[Figure record extracts]
>> START

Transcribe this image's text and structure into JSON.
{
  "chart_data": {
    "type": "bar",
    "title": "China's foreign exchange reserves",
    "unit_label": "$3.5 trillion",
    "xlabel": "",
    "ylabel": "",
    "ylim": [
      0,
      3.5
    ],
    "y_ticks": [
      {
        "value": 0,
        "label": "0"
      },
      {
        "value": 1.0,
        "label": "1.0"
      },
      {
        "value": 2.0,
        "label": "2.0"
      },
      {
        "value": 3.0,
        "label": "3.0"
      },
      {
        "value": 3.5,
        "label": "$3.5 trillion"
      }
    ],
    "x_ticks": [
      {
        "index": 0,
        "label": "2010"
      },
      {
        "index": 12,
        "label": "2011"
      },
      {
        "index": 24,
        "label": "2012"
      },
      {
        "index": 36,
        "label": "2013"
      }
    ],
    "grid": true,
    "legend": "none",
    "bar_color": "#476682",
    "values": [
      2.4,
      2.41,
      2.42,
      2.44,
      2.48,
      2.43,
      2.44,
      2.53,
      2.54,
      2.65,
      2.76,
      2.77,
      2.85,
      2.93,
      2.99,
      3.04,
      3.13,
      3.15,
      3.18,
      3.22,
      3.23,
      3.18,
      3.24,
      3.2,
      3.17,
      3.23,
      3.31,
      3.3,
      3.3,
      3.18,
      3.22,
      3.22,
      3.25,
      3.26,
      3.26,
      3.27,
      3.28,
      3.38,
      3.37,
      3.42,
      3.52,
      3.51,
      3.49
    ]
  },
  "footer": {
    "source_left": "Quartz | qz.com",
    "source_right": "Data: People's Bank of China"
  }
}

>> END
>> START

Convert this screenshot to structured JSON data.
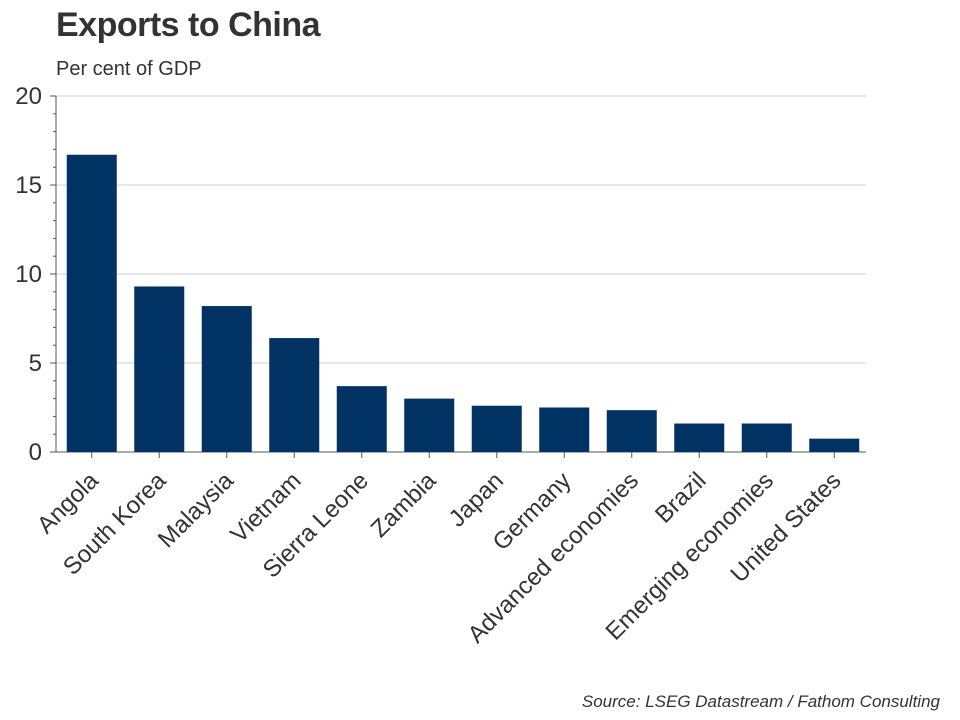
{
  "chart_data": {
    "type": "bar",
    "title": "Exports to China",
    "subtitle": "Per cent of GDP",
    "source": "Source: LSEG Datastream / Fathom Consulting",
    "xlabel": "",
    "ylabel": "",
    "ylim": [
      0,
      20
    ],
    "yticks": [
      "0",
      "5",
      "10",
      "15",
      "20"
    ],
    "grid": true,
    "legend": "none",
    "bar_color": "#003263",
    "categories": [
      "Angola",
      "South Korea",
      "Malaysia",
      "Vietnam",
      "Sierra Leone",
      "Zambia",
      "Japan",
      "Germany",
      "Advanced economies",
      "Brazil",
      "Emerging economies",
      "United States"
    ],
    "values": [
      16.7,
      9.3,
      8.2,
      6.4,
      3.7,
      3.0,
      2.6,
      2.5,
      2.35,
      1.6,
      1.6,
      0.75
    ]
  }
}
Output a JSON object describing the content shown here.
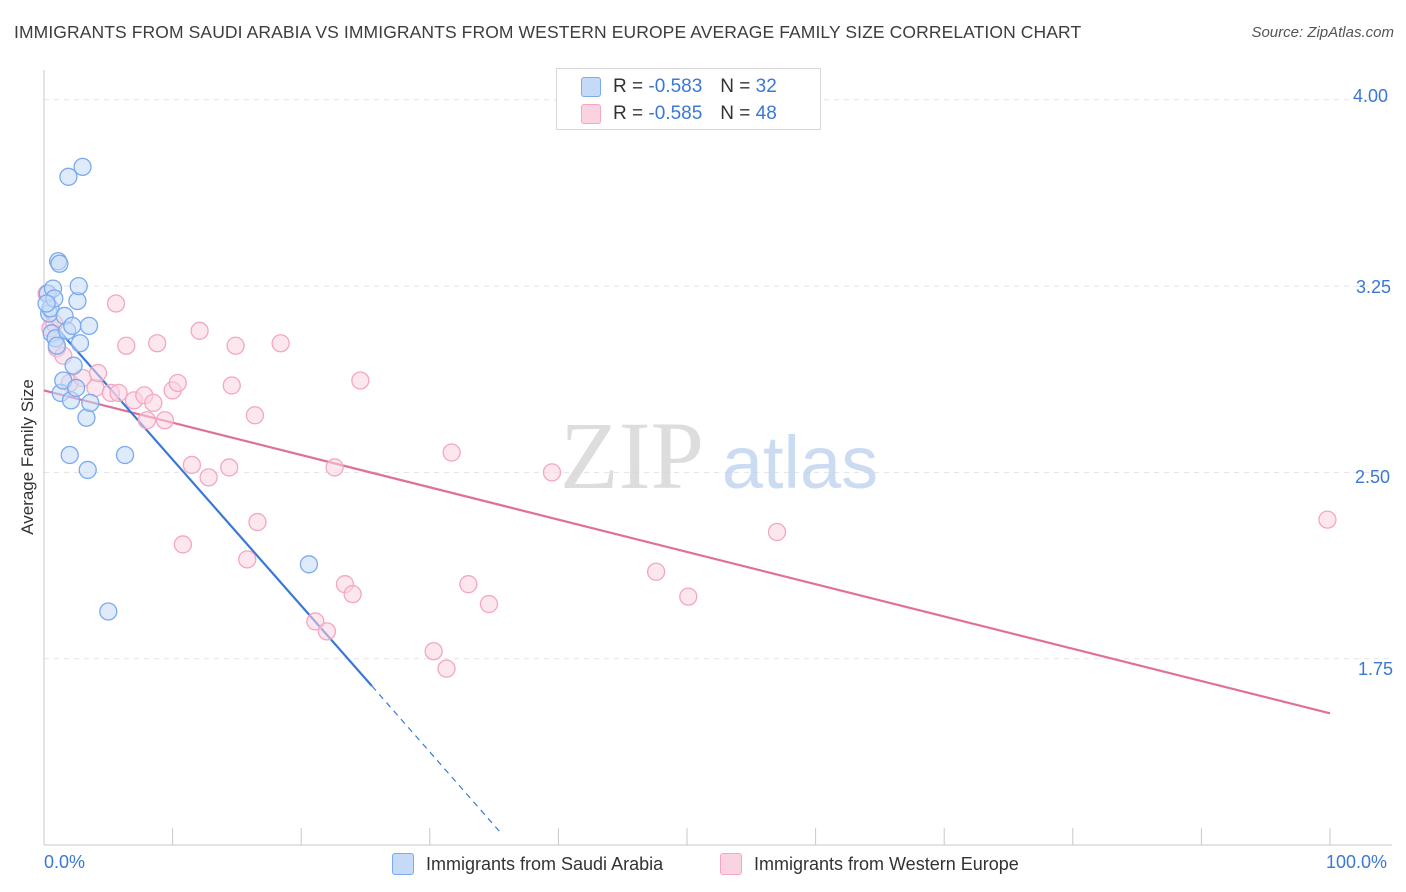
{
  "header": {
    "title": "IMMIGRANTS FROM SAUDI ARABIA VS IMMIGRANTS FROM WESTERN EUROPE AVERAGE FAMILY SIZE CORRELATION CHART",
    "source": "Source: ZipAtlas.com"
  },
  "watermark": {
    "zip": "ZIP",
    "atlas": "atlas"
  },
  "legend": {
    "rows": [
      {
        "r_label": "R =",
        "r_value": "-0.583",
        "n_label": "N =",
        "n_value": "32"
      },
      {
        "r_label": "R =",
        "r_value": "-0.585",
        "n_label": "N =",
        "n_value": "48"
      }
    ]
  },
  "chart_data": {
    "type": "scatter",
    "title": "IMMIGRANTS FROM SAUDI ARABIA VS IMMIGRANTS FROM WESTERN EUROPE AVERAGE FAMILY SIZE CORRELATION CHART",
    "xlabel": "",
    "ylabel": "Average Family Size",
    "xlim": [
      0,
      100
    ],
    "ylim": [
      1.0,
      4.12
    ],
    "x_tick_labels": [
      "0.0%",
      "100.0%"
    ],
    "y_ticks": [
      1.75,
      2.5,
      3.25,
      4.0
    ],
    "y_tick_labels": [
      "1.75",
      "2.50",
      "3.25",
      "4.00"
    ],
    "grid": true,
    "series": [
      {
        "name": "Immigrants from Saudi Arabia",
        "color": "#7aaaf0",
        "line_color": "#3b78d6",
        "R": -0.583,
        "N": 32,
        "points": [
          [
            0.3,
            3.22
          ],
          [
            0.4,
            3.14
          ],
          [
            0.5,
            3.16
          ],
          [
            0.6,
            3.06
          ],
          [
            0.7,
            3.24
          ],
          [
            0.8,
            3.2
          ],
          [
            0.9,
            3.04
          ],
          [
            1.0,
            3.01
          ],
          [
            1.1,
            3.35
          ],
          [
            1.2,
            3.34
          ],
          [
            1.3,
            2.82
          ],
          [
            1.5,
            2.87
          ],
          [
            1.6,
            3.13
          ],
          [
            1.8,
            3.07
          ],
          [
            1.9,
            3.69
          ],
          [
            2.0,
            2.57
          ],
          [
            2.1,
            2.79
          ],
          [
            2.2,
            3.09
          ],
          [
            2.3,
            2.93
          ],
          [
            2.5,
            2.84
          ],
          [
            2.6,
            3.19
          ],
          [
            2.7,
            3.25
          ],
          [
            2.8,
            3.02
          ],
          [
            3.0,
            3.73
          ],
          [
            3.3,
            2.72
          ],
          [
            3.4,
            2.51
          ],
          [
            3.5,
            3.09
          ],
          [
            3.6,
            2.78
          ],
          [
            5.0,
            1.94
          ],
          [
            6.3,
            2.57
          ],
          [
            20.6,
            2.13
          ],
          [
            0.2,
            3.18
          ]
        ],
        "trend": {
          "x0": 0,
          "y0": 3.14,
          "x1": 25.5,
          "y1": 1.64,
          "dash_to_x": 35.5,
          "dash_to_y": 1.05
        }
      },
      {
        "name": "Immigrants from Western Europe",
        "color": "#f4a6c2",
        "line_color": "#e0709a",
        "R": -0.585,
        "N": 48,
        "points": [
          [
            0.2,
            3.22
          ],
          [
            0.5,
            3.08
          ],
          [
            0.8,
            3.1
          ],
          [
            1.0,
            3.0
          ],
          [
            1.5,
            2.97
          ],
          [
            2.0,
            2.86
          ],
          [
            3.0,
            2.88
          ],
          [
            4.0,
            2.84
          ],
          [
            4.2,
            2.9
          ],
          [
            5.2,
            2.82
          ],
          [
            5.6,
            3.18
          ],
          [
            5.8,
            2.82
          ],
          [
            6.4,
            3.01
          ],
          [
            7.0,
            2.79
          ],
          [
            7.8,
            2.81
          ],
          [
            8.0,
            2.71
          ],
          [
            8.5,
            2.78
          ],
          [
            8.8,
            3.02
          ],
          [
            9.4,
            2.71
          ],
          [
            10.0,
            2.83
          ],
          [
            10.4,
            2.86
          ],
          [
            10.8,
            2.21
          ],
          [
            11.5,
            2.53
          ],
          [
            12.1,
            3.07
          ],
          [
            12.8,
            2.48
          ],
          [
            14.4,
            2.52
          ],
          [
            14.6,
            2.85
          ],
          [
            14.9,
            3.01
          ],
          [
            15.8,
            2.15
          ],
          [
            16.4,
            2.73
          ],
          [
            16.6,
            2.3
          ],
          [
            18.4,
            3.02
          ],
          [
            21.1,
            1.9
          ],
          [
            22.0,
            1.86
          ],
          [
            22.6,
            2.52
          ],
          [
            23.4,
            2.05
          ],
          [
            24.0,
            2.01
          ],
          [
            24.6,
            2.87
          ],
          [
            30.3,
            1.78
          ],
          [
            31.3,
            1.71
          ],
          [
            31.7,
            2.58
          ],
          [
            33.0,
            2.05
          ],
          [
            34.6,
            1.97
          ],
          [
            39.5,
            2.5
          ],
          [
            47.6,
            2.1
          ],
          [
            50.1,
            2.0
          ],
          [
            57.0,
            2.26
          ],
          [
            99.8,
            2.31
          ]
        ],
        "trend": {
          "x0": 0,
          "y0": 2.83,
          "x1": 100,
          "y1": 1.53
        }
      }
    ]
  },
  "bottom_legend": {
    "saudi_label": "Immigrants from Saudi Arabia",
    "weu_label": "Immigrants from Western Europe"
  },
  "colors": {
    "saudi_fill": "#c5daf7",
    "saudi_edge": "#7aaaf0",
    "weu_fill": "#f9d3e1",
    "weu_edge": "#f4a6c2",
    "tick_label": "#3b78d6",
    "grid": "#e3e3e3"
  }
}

>> END
>> START

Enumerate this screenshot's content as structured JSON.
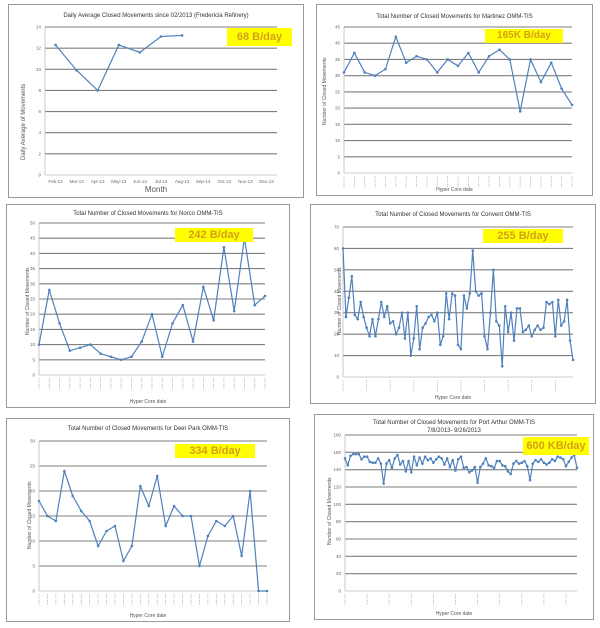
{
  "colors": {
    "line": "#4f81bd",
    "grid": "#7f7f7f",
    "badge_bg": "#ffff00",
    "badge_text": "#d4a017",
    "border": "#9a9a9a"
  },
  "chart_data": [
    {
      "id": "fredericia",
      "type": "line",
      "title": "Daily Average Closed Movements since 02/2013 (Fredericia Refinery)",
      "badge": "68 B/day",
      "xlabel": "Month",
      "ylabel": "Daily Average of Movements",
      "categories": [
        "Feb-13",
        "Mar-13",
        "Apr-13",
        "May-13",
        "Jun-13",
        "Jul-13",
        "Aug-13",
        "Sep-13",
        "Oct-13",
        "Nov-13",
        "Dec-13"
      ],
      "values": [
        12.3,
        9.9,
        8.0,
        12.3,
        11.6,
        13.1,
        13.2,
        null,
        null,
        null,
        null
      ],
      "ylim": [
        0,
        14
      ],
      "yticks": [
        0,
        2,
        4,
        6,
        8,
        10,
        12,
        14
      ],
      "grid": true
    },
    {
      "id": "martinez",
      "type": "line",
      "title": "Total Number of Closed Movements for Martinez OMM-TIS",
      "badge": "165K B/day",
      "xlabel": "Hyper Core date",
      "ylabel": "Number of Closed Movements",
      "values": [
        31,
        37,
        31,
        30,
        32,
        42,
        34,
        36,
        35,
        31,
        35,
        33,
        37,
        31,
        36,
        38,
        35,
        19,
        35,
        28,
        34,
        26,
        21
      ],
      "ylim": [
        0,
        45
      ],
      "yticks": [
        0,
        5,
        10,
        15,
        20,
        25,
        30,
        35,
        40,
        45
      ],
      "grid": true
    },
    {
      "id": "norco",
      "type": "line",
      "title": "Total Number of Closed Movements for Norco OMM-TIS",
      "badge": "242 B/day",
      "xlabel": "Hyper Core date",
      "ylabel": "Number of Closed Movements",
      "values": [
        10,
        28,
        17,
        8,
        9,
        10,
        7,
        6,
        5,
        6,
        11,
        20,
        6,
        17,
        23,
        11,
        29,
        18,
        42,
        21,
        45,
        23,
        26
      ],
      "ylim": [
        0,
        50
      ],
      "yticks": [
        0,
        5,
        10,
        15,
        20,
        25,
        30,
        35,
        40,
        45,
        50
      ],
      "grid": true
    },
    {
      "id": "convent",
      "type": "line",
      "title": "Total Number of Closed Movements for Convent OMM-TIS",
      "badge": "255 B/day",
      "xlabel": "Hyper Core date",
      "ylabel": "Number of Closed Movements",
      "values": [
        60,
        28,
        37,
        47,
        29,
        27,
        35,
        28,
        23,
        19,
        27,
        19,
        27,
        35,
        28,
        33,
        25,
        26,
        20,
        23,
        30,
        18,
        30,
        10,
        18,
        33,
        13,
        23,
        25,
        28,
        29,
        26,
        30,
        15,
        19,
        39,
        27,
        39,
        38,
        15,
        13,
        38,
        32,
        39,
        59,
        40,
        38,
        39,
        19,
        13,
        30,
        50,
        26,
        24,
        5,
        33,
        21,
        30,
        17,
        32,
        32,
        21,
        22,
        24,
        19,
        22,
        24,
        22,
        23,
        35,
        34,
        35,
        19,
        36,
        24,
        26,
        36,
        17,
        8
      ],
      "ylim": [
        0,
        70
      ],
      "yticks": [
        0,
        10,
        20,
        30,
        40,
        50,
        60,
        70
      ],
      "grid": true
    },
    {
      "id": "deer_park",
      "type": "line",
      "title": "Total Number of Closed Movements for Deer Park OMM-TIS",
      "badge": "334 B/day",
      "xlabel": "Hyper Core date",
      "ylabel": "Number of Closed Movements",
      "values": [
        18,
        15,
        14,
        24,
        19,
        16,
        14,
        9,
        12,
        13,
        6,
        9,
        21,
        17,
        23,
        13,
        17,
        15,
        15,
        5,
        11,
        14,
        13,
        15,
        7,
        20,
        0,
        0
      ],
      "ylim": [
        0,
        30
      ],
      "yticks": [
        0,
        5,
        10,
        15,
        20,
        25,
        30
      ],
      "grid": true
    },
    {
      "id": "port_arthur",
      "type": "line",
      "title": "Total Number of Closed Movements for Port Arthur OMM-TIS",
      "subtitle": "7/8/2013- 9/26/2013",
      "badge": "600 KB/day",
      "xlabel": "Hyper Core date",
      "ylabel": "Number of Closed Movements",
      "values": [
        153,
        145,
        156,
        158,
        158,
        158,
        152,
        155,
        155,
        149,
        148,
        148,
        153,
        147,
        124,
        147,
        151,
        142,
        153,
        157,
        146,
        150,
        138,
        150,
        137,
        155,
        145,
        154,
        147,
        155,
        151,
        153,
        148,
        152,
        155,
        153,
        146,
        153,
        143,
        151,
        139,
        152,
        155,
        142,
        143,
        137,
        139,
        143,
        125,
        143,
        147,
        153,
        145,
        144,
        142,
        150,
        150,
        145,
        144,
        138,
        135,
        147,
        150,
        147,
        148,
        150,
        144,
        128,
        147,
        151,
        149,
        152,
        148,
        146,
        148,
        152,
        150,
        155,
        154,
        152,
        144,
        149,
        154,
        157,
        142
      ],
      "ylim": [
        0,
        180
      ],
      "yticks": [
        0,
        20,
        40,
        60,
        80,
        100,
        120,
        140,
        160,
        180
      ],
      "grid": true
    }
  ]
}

>> END

> **THE REQUEST**:
From the records above, copy every line that holds the word "subtitle".

> **CORRECT RESPONSE**:
    "subtitle": "Per cent of GDP",
      "subtitle": "7/8/2013- 9/26/2013",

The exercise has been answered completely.